━━━━━ DATA SUPPLIED ━━━━━
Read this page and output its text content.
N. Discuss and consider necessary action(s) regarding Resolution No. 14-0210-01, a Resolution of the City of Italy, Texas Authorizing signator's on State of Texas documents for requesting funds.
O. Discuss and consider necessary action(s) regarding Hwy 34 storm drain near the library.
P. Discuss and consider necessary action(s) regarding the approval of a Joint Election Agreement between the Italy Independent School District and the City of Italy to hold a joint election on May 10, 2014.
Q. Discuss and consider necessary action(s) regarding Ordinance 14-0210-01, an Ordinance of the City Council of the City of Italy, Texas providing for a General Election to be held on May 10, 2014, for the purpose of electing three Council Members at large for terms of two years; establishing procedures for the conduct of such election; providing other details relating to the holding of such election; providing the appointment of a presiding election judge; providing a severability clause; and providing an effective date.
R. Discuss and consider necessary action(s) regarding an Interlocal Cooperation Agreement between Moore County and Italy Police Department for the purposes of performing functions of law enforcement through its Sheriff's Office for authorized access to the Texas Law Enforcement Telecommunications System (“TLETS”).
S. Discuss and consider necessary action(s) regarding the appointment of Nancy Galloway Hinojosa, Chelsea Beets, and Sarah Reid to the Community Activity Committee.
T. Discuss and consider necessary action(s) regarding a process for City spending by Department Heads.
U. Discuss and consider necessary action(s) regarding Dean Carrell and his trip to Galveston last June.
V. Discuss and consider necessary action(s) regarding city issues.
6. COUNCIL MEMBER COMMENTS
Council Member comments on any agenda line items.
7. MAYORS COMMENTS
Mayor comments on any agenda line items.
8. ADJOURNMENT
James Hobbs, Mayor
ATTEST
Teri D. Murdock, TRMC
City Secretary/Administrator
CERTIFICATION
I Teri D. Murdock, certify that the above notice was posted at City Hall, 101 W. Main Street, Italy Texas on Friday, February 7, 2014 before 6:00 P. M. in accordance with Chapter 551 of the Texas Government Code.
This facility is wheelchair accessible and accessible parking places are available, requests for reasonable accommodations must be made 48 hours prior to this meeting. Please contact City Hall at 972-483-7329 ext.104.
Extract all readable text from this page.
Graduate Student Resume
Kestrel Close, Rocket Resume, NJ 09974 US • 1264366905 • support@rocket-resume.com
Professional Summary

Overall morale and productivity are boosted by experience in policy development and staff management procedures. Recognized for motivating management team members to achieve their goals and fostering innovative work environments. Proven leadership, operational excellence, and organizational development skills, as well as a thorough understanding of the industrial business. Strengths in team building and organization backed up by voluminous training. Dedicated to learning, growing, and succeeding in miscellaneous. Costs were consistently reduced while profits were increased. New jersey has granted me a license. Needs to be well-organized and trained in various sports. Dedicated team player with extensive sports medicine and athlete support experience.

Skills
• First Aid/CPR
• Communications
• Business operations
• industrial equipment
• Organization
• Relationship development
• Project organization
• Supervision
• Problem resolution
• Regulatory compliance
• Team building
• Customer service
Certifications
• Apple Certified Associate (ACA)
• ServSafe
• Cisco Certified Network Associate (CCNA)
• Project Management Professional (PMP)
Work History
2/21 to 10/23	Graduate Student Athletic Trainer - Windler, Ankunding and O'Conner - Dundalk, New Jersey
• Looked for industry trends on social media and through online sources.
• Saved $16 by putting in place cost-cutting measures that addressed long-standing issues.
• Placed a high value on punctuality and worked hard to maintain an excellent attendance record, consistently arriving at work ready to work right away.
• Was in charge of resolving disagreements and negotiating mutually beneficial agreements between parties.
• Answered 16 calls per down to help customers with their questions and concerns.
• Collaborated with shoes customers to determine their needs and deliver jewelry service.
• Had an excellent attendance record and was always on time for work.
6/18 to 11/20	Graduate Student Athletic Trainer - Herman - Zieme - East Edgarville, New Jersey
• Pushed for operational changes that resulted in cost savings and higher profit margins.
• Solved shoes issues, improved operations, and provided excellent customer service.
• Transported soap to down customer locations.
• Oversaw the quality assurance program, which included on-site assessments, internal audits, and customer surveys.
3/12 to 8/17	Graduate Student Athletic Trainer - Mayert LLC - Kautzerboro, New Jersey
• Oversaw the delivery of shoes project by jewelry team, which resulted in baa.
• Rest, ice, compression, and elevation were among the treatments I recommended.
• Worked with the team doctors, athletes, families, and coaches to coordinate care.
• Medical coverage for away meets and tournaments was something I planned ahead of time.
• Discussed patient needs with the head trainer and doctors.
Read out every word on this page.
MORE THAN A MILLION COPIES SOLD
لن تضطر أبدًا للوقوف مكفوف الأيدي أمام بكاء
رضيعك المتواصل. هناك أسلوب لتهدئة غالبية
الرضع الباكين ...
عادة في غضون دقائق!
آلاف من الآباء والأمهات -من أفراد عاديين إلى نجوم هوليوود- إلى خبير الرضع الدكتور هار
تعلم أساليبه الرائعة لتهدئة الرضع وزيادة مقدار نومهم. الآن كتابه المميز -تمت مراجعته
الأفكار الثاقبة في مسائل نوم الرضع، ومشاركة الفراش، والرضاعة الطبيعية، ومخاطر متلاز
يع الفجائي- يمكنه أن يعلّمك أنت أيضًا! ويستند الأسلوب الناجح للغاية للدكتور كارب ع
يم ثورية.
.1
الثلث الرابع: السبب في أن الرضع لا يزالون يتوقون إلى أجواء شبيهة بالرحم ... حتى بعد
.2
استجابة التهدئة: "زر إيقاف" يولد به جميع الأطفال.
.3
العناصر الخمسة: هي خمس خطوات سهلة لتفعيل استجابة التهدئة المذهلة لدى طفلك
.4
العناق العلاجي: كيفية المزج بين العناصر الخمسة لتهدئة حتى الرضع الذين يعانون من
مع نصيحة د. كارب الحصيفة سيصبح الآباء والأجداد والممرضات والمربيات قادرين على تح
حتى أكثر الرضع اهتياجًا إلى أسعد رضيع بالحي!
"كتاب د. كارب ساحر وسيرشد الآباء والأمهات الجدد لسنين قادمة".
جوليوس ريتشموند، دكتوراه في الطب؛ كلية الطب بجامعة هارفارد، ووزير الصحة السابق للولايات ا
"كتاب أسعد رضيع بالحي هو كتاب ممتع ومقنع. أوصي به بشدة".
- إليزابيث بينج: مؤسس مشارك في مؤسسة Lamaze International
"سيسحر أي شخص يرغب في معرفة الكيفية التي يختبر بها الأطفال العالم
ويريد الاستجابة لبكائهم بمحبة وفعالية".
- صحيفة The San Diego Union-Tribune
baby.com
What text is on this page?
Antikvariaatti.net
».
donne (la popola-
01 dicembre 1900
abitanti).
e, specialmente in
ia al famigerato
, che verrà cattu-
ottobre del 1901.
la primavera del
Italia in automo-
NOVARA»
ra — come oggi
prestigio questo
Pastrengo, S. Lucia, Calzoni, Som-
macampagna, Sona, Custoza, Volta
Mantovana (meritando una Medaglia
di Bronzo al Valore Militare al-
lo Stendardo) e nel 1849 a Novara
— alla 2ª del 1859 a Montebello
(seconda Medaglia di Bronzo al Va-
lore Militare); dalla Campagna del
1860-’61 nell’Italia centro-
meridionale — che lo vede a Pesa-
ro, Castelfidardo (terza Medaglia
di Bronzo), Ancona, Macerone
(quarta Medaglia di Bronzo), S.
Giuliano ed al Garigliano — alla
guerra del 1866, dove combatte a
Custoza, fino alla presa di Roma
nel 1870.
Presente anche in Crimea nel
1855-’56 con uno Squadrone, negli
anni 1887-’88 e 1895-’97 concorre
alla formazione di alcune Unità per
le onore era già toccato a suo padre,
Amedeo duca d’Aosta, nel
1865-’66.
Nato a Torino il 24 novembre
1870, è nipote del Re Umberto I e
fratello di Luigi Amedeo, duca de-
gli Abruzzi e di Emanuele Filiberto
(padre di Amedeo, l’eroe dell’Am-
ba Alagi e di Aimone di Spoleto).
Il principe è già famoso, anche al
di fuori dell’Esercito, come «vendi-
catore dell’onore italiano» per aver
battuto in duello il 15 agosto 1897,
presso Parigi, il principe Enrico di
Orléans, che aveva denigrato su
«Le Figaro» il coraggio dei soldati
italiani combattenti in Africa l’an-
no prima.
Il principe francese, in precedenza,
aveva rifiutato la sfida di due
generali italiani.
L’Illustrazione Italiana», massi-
━━━━━
» EXERCISE OBJECTIVE:
Take each line of the material that contains the word "الآباء" and list it.

» WORKED SOLUTION:
آلاف من الآباء والأمهات -من أفراد عاديين إلى نجوم هوليوود- إلى خبير الرضع الدكتور هار
مع نصيحة د. كارب الحصيفة سيصبح الآباء والأجداد والممرضات والمربيات قادرين على تح
"كتاب د. كارب ساحر وسيرشد الآباء والأمهات الجدد لسنين قادمة".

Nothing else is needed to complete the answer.